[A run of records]
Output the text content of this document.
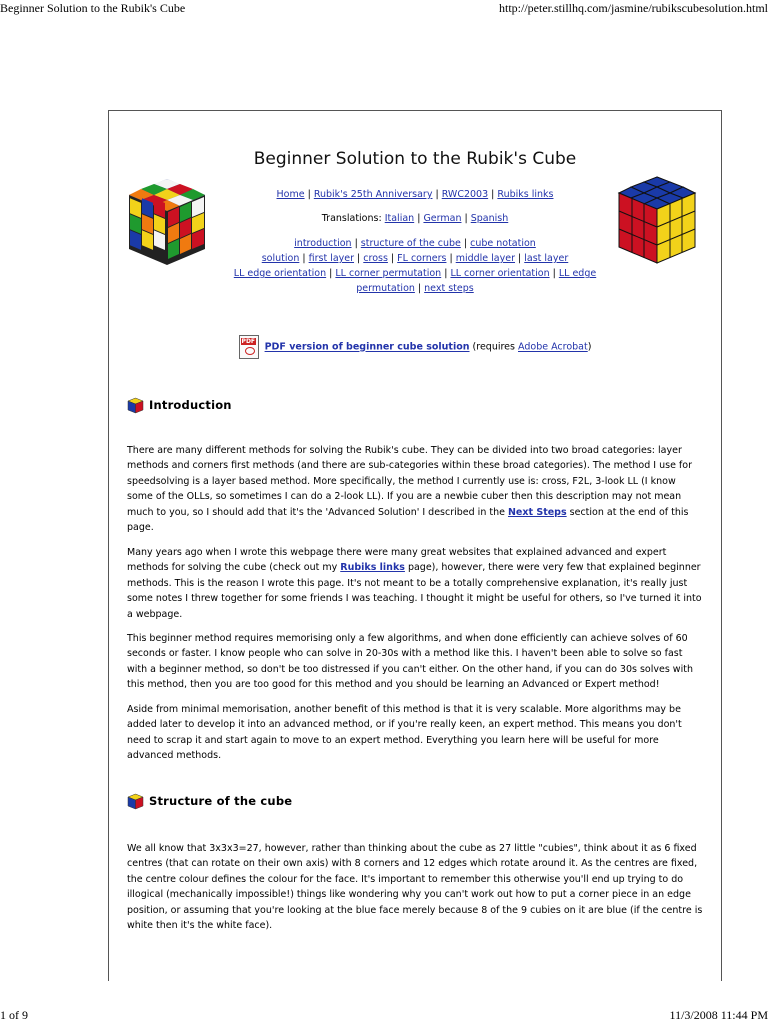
Beginner Solution to the Rubik's Cube	http://peter.stillhq.com/jasmine/rubikscubesolution.html
Beginner Solution to the Rubik's Cube
Home | Rubik's 25th Anniversary | RWC2003 | Rubiks links
Translations: Italian | German | Spanish
introduction | structure of the cube | cube notation
solution | first layer | cross | FL corners | middle layer | last layer
LL edge orientation | LL corner permutation | LL corner orientation | LL edge permutation | next steps
PDF PDF version of beginner cube solution (requires Adobe Acrobat)
Introduction
There are many different methods for solving the Rubik's cube. They can be divided into two broad categories: layer methods and corners first methods (and there are sub-categories within these broad categories). The method I use for speedsolving is a layer based method. More specifically, the method I currently use is: cross, F2L, 3-look LL (I know some of the OLLs, so sometimes I can do a 2-look LL). If you are a newbie cuber then this description may not mean much to you, so I should add that it's the 'Advanced Solution' I described in the Next Steps section at the end of this page.
Many years ago when I wrote this webpage there were many great websites that explained advanced and expert methods for solving the cube (check out my Rubiks links page), however, there were very few that explained beginner methods. This is the reason I wrote this page. It's not meant to be a totally comprehensive explanation, it's really just some notes I threw together for some friends I was teaching. I thought it might be useful for others, so I've turned it into a webpage.
This beginner method requires memorising only a few algorithms, and when done efficiently can achieve solves of 60 seconds or faster. I know people who can solve in 20-30s with a method like this. I haven't been able to solve so fast with a beginner method, so don't be too distressed if you can't either. On the other hand, if you can do 30s solves with this method, then you are too good for this method and you should be learning an Advanced or Expert method!
Aside from minimal memorisation, another benefit of this method is that it is very scalable. More algorithms may be added later to develop it into an advanced method, or if you're really keen, an expert method. This means you don't need to scrap it and start again to move to an expert method. Everything you learn here will be useful for more advanced methods.
Structure of the cube
We all know that 3x3x3=27, however, rather than thinking about the cube as 27 little "cubies", think about it as 6 fixed centres (that can rotate on their own axis) with 8 corners and 12 edges which rotate around it. As the centres are fixed, the centre colour defines the colour for the face. It's important to remember this otherwise you'll end up trying to do illogical (mechanically impossible!) things like wondering why you can't work out how to put a corner piece in an edge position, or assuming that you're looking at the blue face merely because 8 of the 9 cubies on it are blue (if the centre is white then it's the white face).
1 of 9	11/3/2008 11:44 PM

§ **What you are asked to do**: Copy every line above that holds the word "should".

§ **Answer to the problem**:
There are many different methods for solving the Rubik's cube. They can be divided into two broad categories: layer methods and corners first methods (and there are sub-categories within these broad categories). The method I use for speedsolving is a layer based method. More specifically, the method I currently use is: cross, F2L, 3-look LL (I know some of the OLLs, so sometimes I can do a 2-look LL). If you are a newbie cuber then this description may not mean much to you, so I should add that it's the 'Advanced Solution' I described in the Next Steps section at the end of this page.
This beginner method requires memorising only a few algorithms, and when done efficiently can achieve solves of 60 seconds or faster. I know people who can solve in 20-30s with a method like this. I haven't been able to solve so fast with a beginner method, so don't be too distressed if you can't either. On the other hand, if you can do 30s solves with this method, then you are too good for this method and you should be learning an Advanced or Expert method!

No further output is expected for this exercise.